Collected data
══════════

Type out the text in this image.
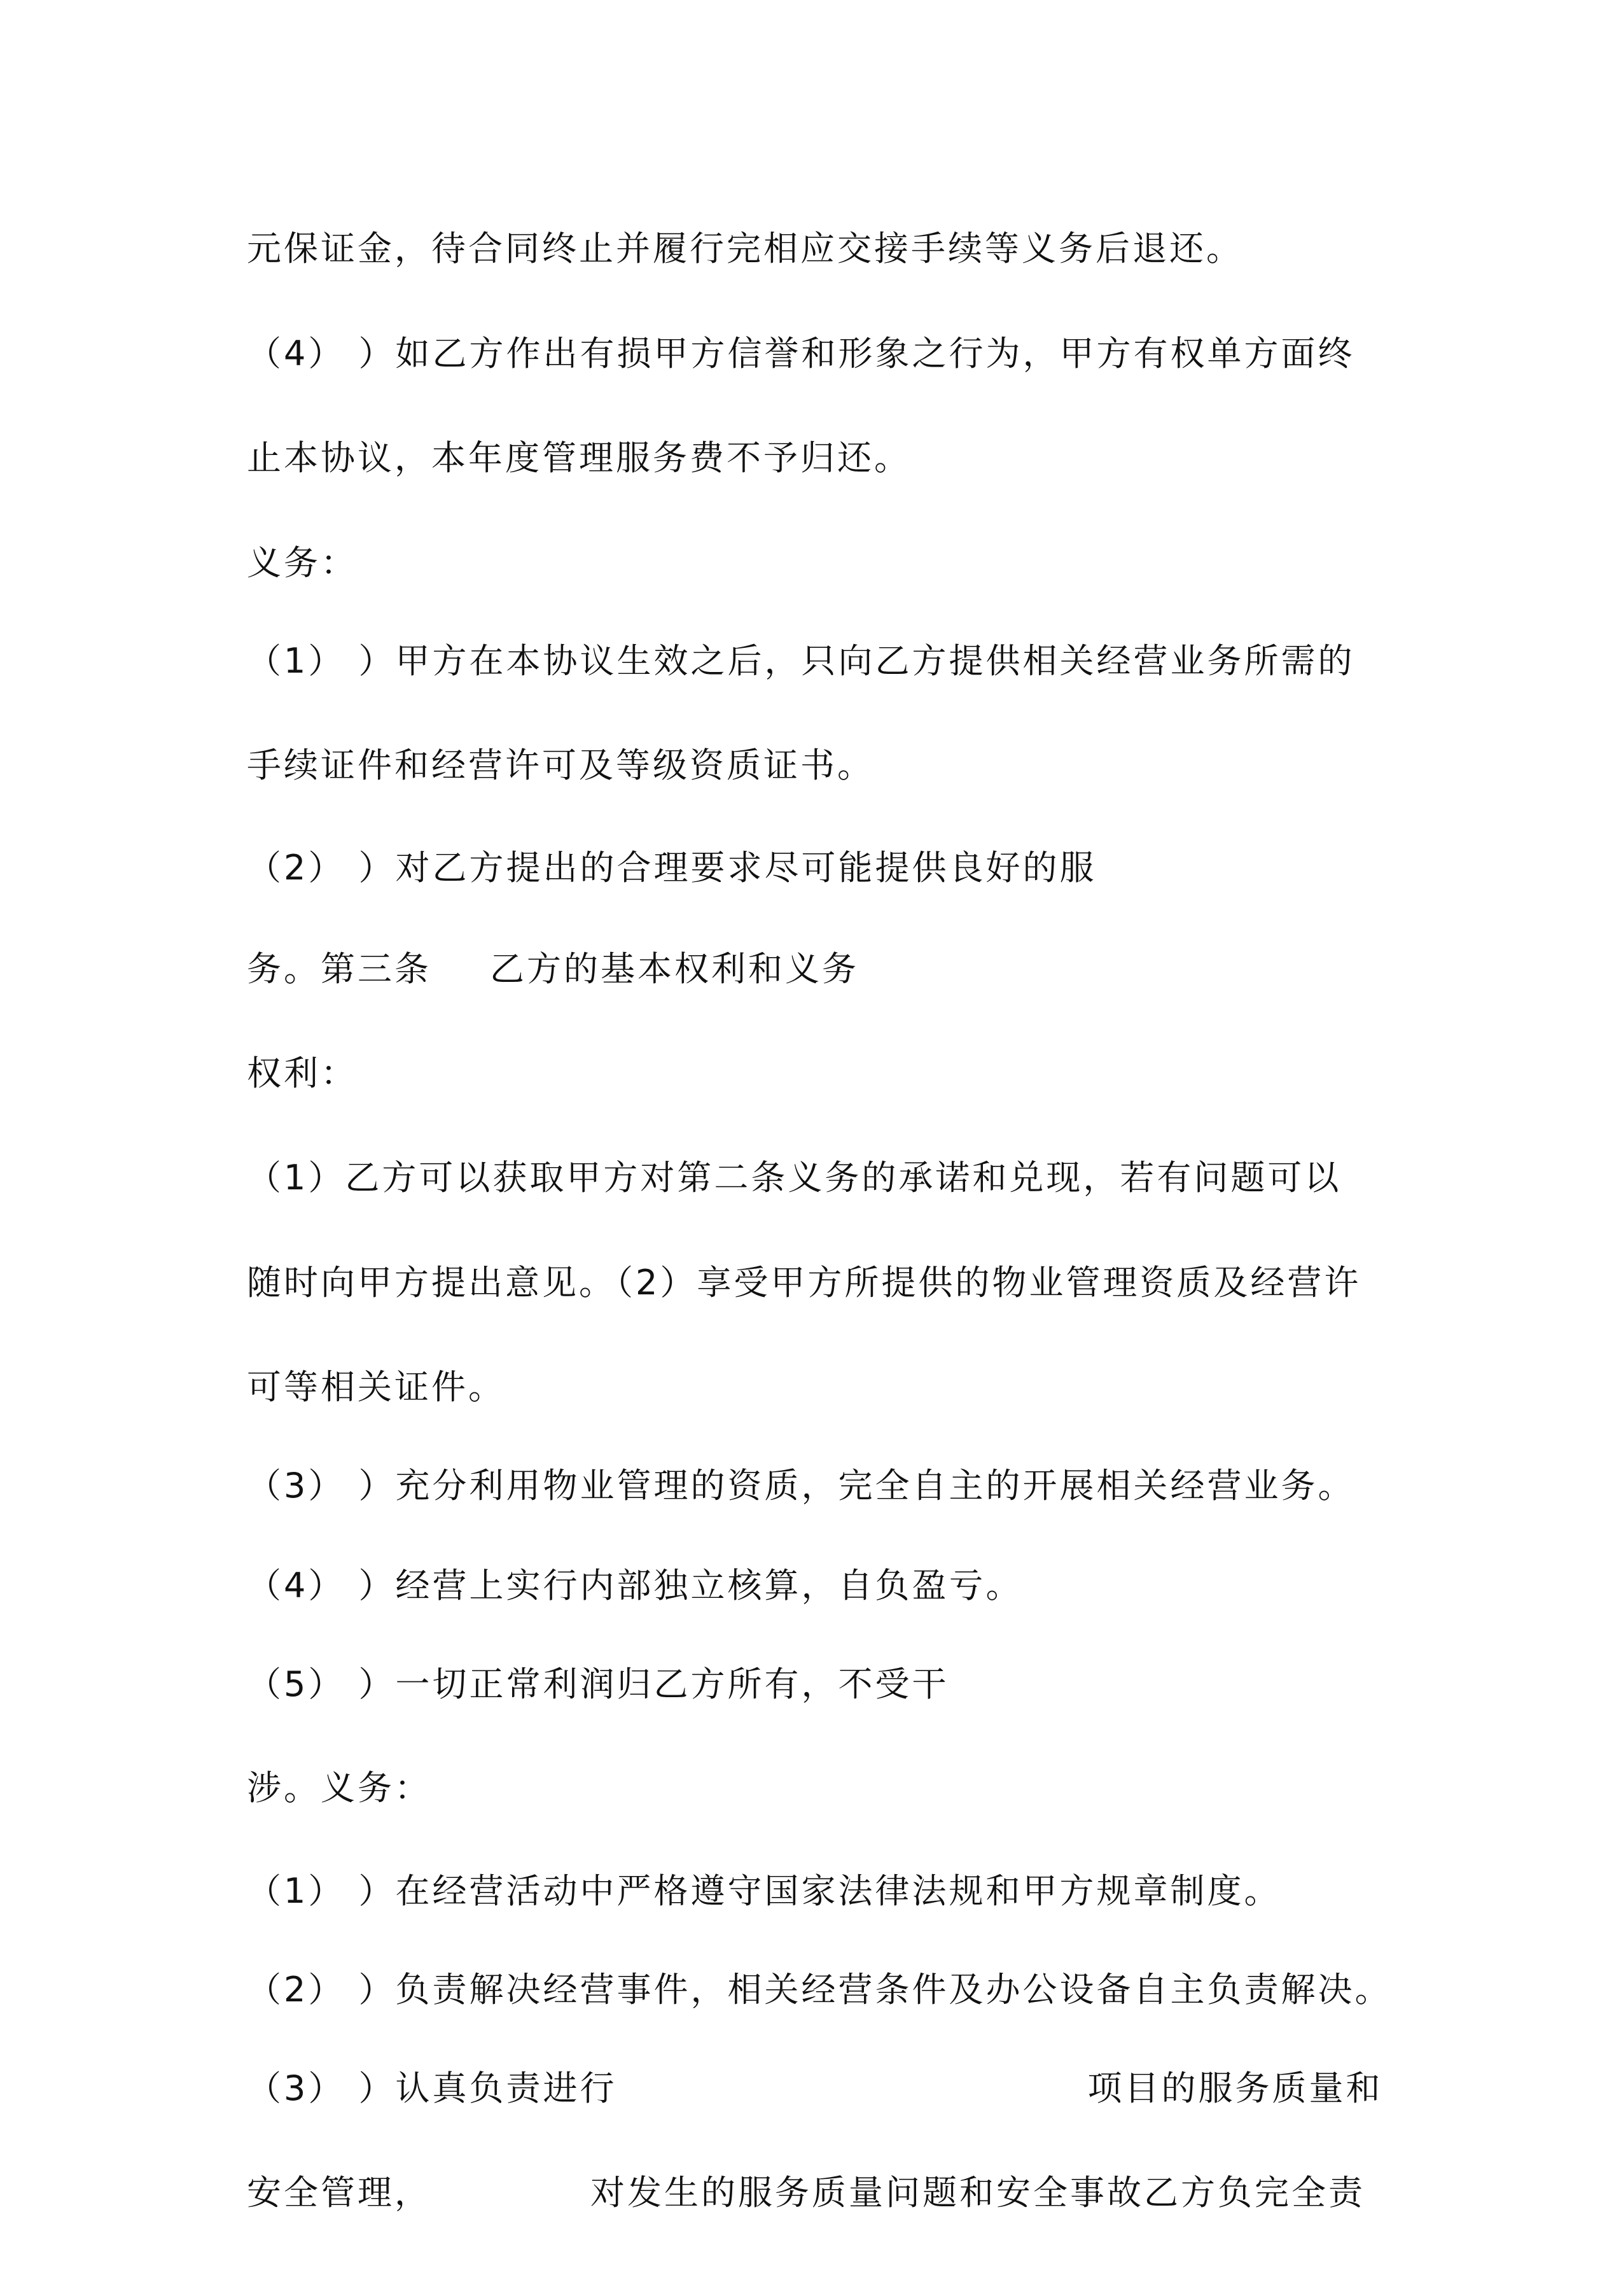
元保证金，待合同终止并履行完相应交接手续等义务后退还。
（4） ）如乙方作出有损甲方信誉和形象之行为，甲方有权单方面终
止本协议，本年度管理服务费不予归还。
义务：
（1） ）甲方在本协议生效之后，只向乙方提供相关经营业务所需的
手续证件和经营许可及等级资质证书。
（2） ）对乙方提出的合理要求尽可能提供良好的服
务。第三条 乙方的基本权利和义务
权利：
（1）乙方可以获取甲方对第二条义务的承诺和兑现，若有问题可以
随时向甲方提出意见。（2）享受甲方所提供的物业管理资质及经营许
可等相关证件。
（3） ）充分利用物业管理的资质，完全自主的开展相关经营业务。
（4） ）经营上实行内部独立核算，自负盈亏。
（5） ）一切正常利润归乙方所有，不受干
涉。义务：
（1） ）在经营活动中严格遵守国家法律法规和甲方规章制度。
（2） ）负责解决经营事件，相关经营条件及办公设备自主负责解决。
（3） ）认真负责进行	项目的服务质量和
安全管理，	对发生的服务质量问题和安全事故乙方负完全责
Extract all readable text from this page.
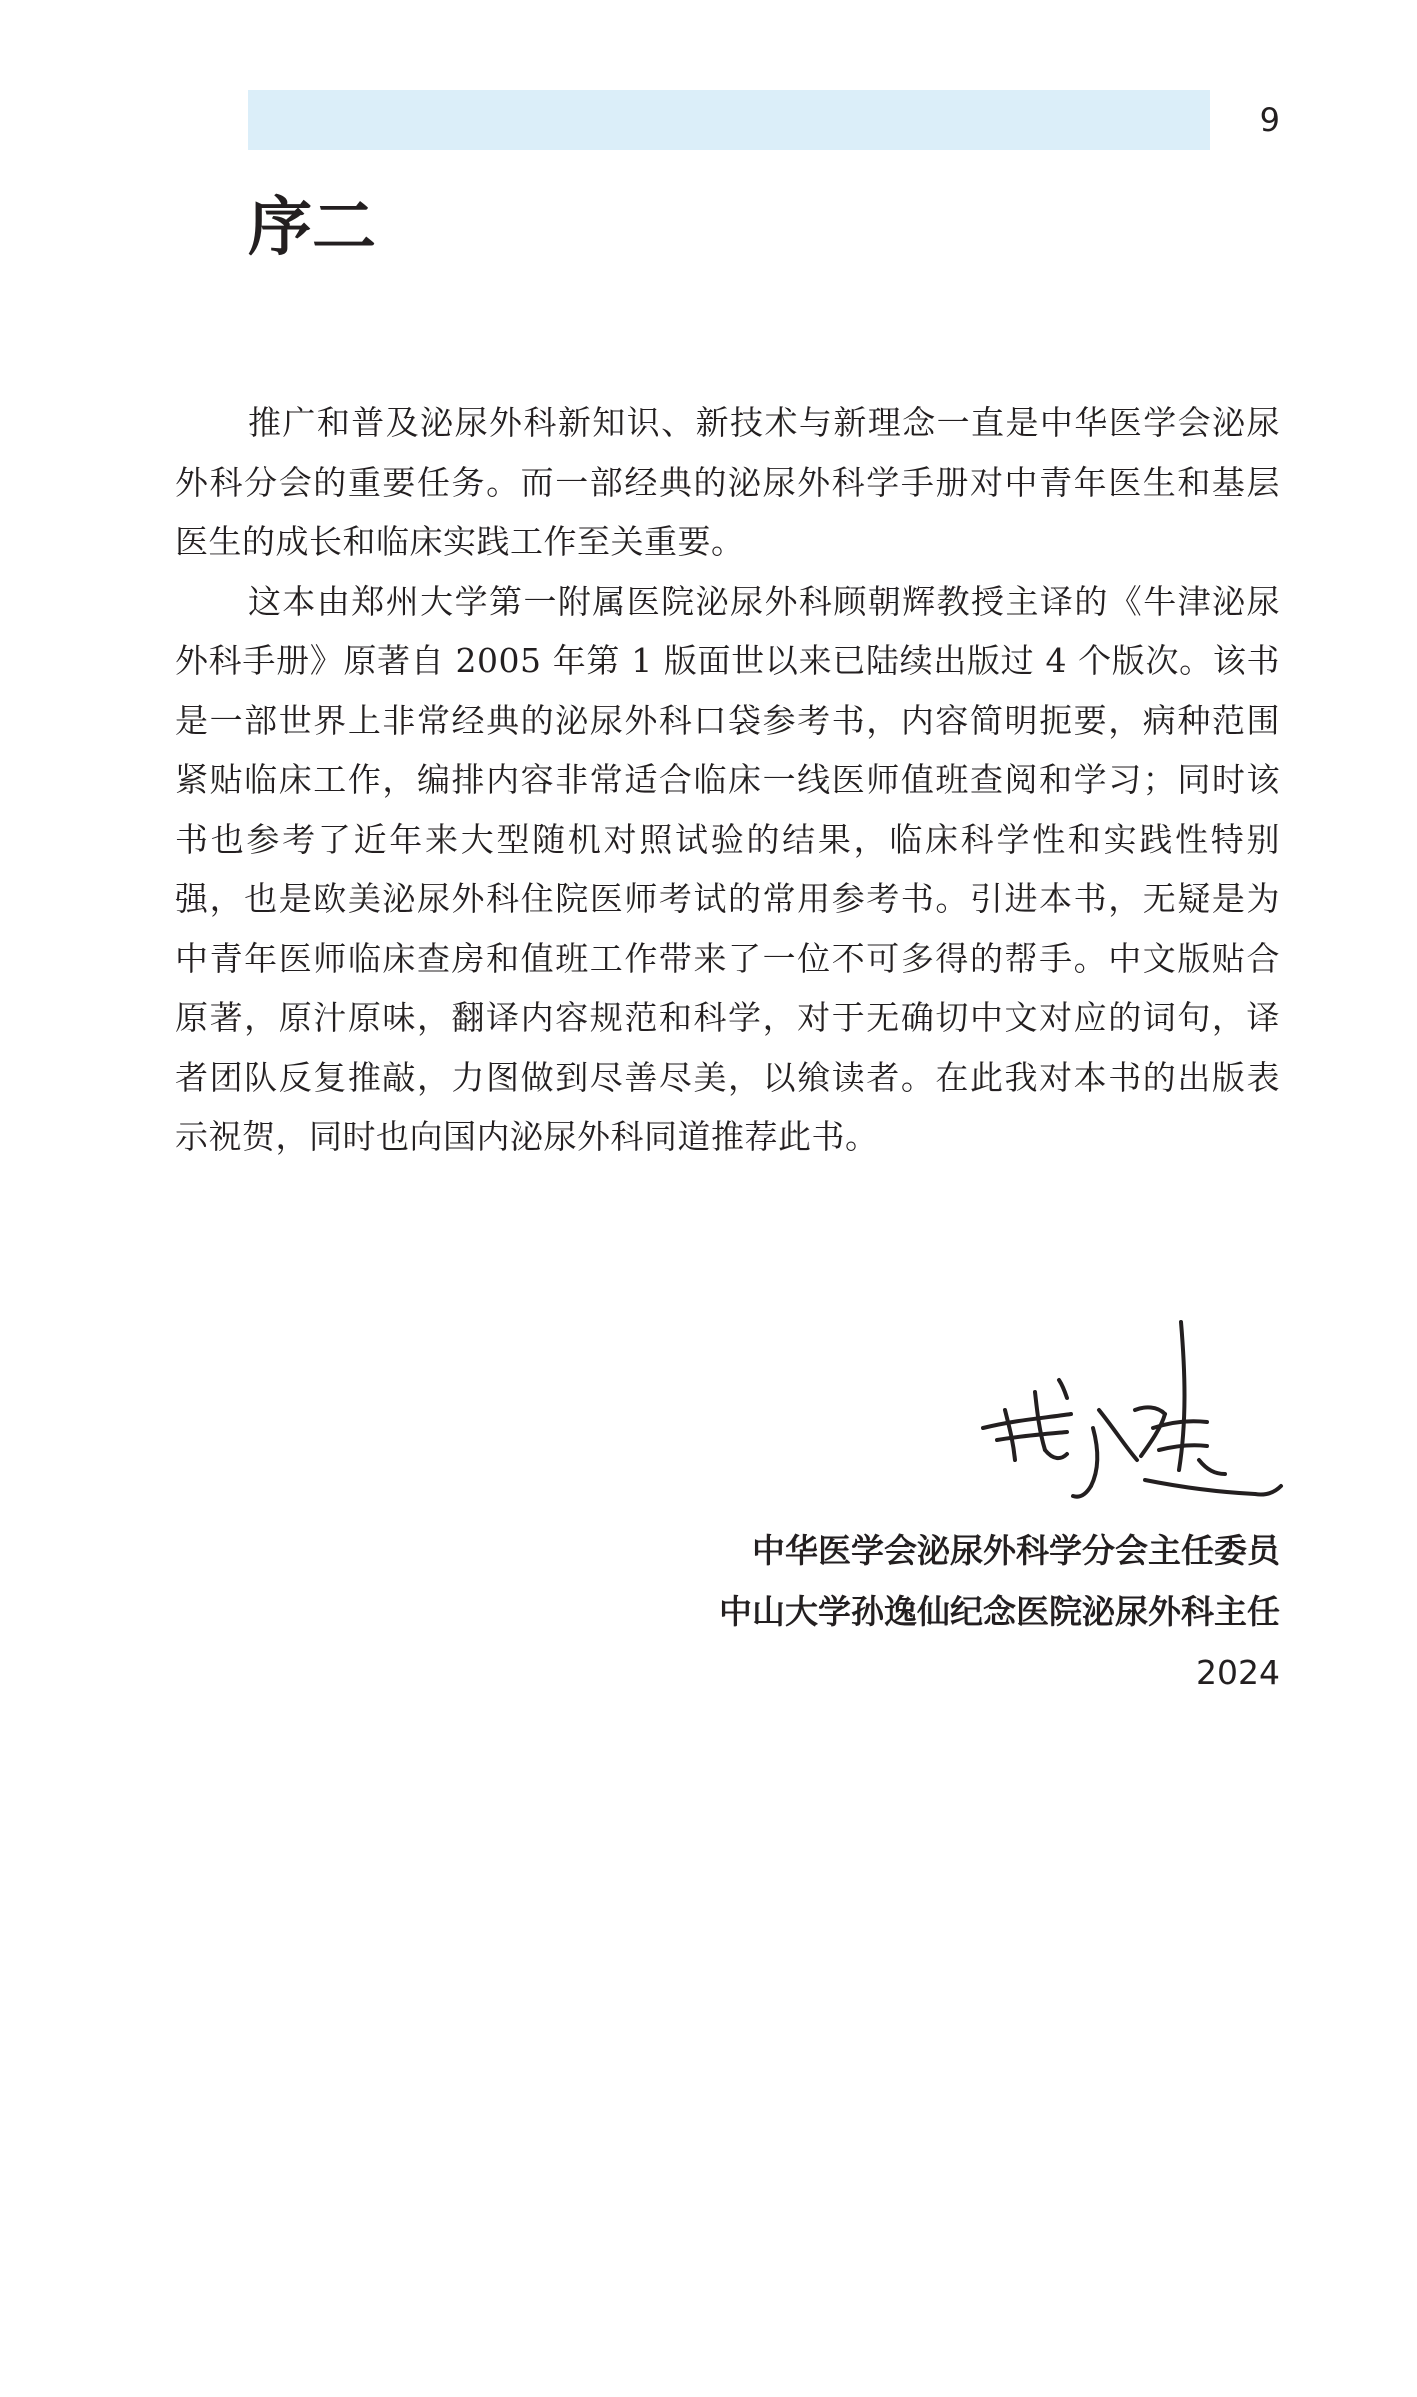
9
序二

推广和普及泌尿外科新知识、新技术与新理念一直是中华医学会泌尿外科分会的重要任务。而一部经典的泌尿外科学手册对中青年医生和基层医生的成长和临床实践工作至关重要。

这本由郑州大学第一附属医院泌尿外科顾朝辉教授主译的《牛津泌尿外科手册》原著自 2005 年第 1 版面世以来已陆续出版过 4 个版次。该书是一部世界上非常经典的泌尿外科口袋参考书，内容简明扼要，病种范围紧贴临床工作，编排内容非常适合临床一线医师值班查阅和学习；同时该书也参考了近年来大型随机对照试验的结果，临床科学性和实践性特别强，也是欧美泌尿外科住院医师考试的常用参考书。引进本书，无疑是为中青年医师临床查房和值班工作带来了一位不可多得的帮手。中文版贴合原著，原汁原味，翻译内容规范和科学，对于无确切中文对应的词句，译者团队反复推敲，力图做到尽善尽美，以飨读者。在此我对本书的出版表示祝贺，同时也向国内泌尿外科同道推荐此书。

中华医学会泌尿外科学分会主任委员
中山大学孙逸仙纪念医院泌尿外科主任
2024
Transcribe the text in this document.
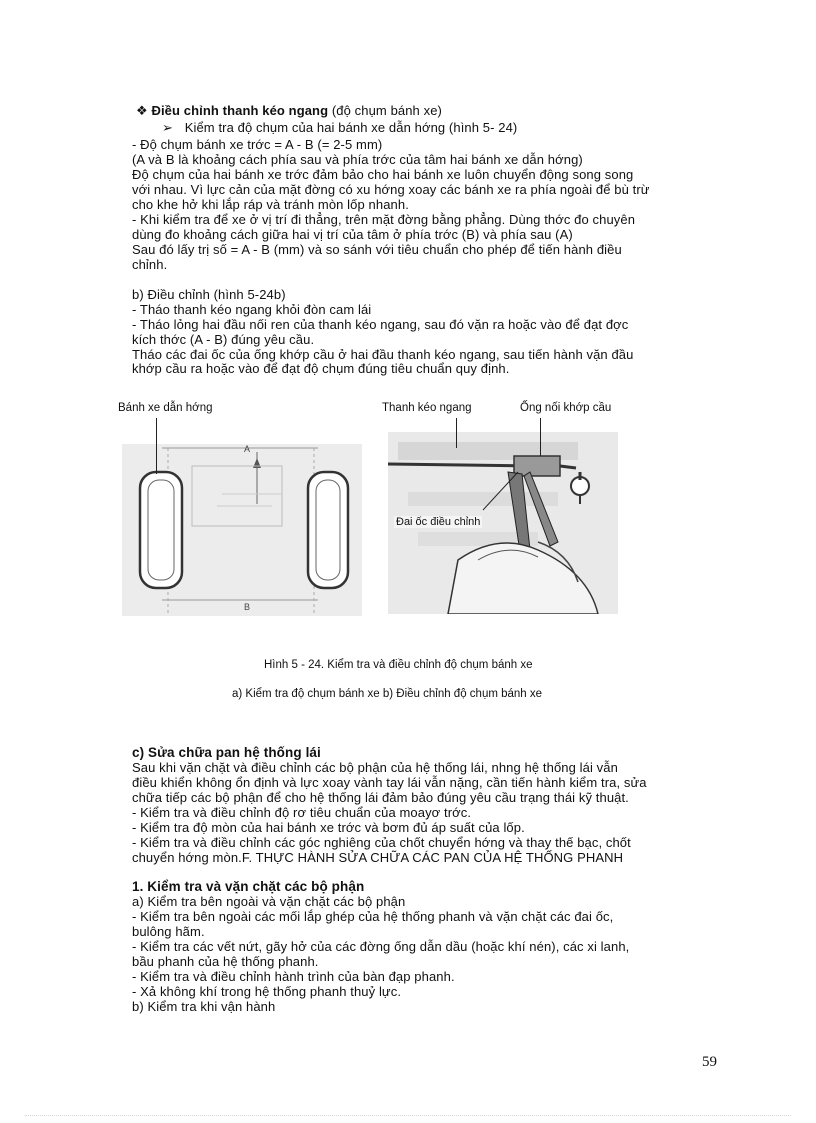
❖ Điều chỉnh thanh kéo ngang (độ chụm bánh xe)
➢ Kiểm tra độ chụm của hai bánh xe dẫn hớng (hình 5- 24)
- Độ chụm bánh xe trớc = A - B (= 2-5 mm)
(A và B là khoảng cách phía sau và phía trớc của tâm hai bánh xe dẫn hớng)
Độ chụm của hai bánh xe trớc đảm bảo cho hai bánh xe luôn chuyển động song song
với nhau. Vì lực cản của mặt đờng có xu hớng xoay các bánh xe ra phía ngoài để bù trừ
cho khe hở khi lắp ráp và tránh mòn lốp nhanh.
- Khi kiểm tra để xe ở vị trí đi thẳng, trên mặt đờng bằng phẳng. Dùng thớc đo chuyên
dùng đo khoảng cách giữa hai vị trí của tâm ở phía trớc (B) và phía sau (A)
Sau đó lấy trị số = A - B (mm) và so sánh với tiêu chuẩn cho phép để tiến hành điều
chỉnh.
b) Điều chỉnh (hình 5-24b)
- Tháo thanh kéo ngang khỏi đòn cam lái
- Tháo lỏng hai đầu nối ren của thanh kéo ngang, sau đó vặn ra hoặc vào để đạt đợc
kích thớc (A - B) đúng yêu cầu.
Tháo các đai ốc của ống khớp cầu ở hai đầu thanh kéo ngang, sau tiến hành vặn đầu
khớp cầu ra hoặc vào để đạt độ chụm đúng tiêu chuẩn quy định.
Bánh xe dẫn hớng	Thanh kéo ngang	Ống nối khớp cầu
A
B
Đai ốc điều chỉnh
Hình 5 - 24. Kiểm tra và điều chỉnh độ chụm bánh xe
a) Kiểm tra độ chụm bánh xe b) Điều chỉnh độ chụm bánh xe
c) Sửa chữa pan hệ thống lái
Sau khi vặn chặt và điều chỉnh các bộ phận của hệ thống lái, nhng hệ thống lái vẫn
điều khiển không ổn định và lực xoay vành tay lái vẫn nặng, cần tiến hành kiểm tra, sửa
chữa tiếp các bộ phận để cho hệ thống lái đảm bảo đúng yêu cầu trạng thái kỹ thuật.
- Kiểm tra và điều chỉnh độ rơ tiêu chuẩn của moayơ trớc.
- Kiểm tra độ mòn của hai bánh xe trớc và bơm đủ áp suất của lốp.
- Kiểm tra và điều chỉnh các góc nghiêng của chốt chuyển hớng và thay thế bạc, chốt
chuyển hớng mòn.F. THỰC HÀNH SỬA CHỮA CÁC PAN CỦA HỆ THỐNG PHANH
1. Kiểm tra và vặn chặt các bộ phận
a) Kiểm tra bên ngoài và vặn chặt các bộ phận
- Kiểm tra bên ngoài các mối lắp ghép của hệ thống phanh và vặn chặt các đai ốc,
bulông hãm.
- Kiểm tra các vết nứt, gãy hở của các đờng ống dẫn dầu (hoặc khí nén), các xi lanh,
bầu phanh của hệ thống phanh.
- Kiểm tra và điều chỉnh hành trình của bàn đạp phanh.
- Xả không khí trong hệ thống phanh thuỷ lực.
b) Kiểm tra khi vận hành
59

══════════

* Aim of the exercise *
Extract every line containing the string "chuyển" from the data above.

* Full answer *
Độ chụm của hai bánh xe trớc đảm bảo cho hai bánh xe luôn chuyển động song song
- Kiểm tra và điều chỉnh các góc nghiêng của chốt chuyển hớng và thay thế bạc, chốt
chuyển hớng mòn.F. THỰC HÀNH SỬA CHỮA CÁC PAN CỦA HỆ THỐNG PHANH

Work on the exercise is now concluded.